| WORK TO DO |
Leave out the images and repeat the listing below without a single change.

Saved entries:
_____

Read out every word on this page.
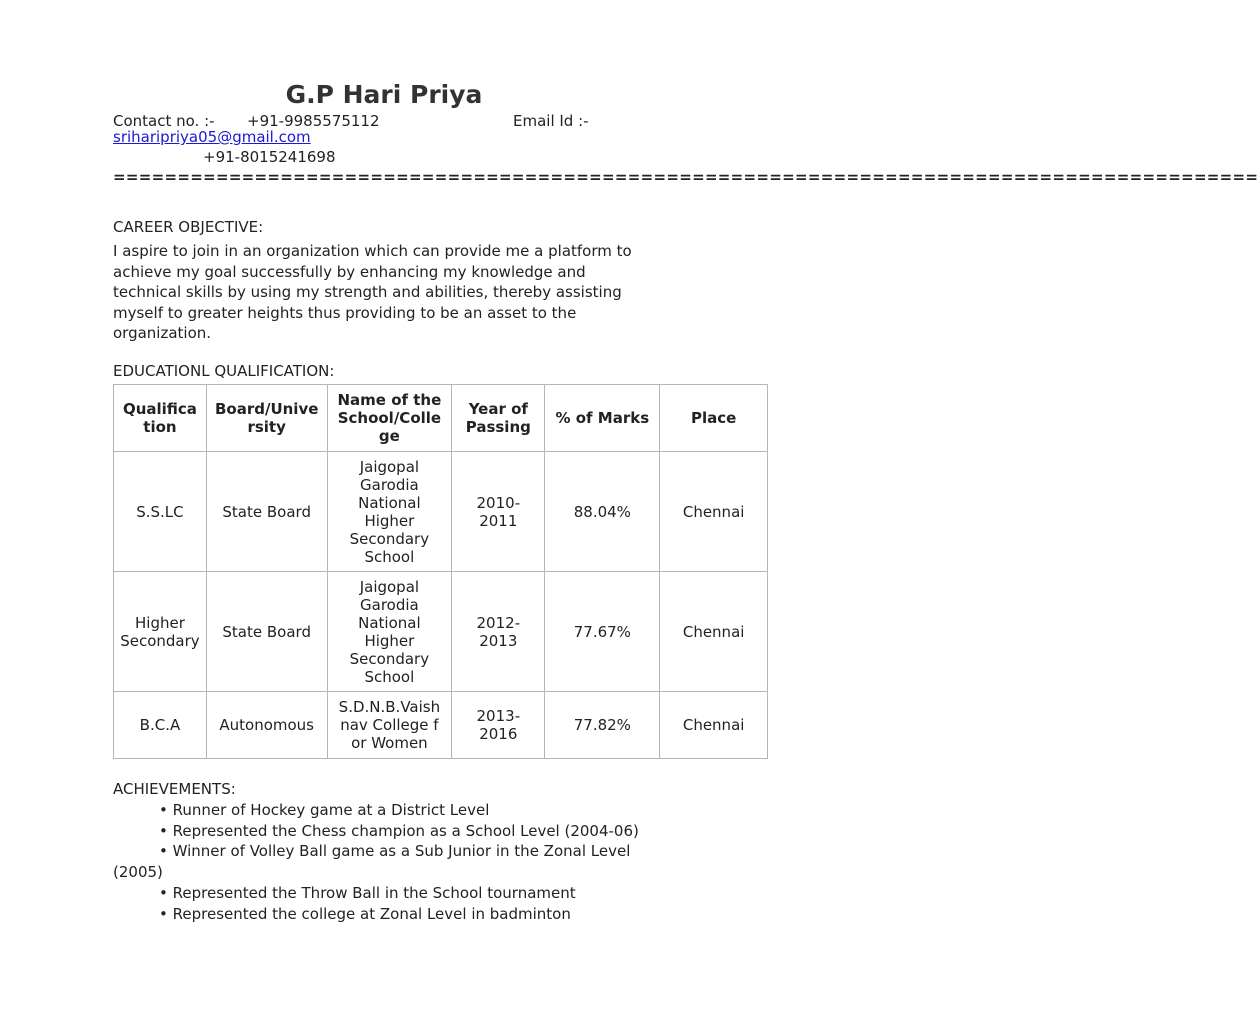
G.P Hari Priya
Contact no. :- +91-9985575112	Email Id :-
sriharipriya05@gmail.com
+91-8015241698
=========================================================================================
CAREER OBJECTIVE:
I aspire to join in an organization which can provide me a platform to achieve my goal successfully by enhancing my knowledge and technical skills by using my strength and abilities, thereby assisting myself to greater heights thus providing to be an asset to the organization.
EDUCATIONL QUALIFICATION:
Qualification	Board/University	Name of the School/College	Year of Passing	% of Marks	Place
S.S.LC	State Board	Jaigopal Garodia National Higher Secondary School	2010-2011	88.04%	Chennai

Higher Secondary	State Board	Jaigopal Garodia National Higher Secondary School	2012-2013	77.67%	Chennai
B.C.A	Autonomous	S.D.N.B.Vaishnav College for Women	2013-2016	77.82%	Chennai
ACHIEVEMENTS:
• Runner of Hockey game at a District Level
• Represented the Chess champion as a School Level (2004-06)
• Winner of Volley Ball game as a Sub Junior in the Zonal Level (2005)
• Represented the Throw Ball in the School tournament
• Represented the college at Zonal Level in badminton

_____

| SOLUTION TO THE PROBLEM |
Read out every word on this page.
G.P Hari Priya
Contact no. :- +91-9985575112	Email Id :-
sriharipriya05@gmail.com
+91-8015241698
=========================================================================================
CAREER OBJECTIVE:
I aspire to join in an organization which can provide me a platform to achieve my goal successfully by enhancing my knowledge and technical skills by using my strength and abilities, thereby assisting myself to greater heights thus providing to be an asset to the organization.
EDUCATIONL QUALIFICATION:
Qualification	Board/University	Name of the School/College	Year of Passing	% of Marks	Place
S.S.LC	State Board	Jaigopal Garodia National Higher Secondary School	2010-2011	88.04%	Chennai

Higher Secondary	State Board	Jaigopal Garodia National Higher Secondary School	2012-2013	77.67%	Chennai
B.C.A	Autonomous	S.D.N.B.Vaishnav College for Women	2013-2016	77.82%	Chennai
ACHIEVEMENTS:
• Runner of Hockey game at a District Level
• Represented the Chess champion as a School Level (2004-06)
• Winner of Volley Ball game as a Sub Junior in the Zonal Level (2005)
• Represented the Throw Ball in the School tournament
• Represented the college at Zonal Level in badminton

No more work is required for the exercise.